## What to produce
Filter the data for lines with the word "como", then copy every line so identified.

## Records shown
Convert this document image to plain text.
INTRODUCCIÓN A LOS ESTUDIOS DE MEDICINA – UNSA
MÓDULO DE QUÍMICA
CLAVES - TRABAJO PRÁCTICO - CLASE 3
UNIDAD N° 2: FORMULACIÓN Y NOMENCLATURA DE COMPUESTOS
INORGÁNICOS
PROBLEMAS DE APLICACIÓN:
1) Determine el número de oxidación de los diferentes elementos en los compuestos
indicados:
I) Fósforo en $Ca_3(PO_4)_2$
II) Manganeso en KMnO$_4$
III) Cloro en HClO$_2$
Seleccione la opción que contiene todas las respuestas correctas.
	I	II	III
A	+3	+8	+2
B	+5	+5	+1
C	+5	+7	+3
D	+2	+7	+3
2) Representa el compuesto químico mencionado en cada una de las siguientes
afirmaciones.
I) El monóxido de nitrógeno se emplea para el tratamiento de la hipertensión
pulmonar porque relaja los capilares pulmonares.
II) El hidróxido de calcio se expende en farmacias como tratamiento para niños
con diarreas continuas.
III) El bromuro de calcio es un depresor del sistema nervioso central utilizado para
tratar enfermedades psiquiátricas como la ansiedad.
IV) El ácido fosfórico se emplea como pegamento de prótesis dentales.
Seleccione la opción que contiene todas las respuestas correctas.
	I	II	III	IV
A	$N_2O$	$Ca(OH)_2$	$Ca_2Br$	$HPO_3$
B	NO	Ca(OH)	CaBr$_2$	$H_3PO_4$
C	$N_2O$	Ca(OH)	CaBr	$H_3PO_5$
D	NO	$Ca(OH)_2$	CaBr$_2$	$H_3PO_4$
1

## Solution to this task
II) El hidróxido de calcio se expende en farmacias como tratamiento para niños
tratar enfermedades psiquiátricas como la ansiedad.
IV) El ácido fosfórico se emplea como pegamento de prótesis dentales.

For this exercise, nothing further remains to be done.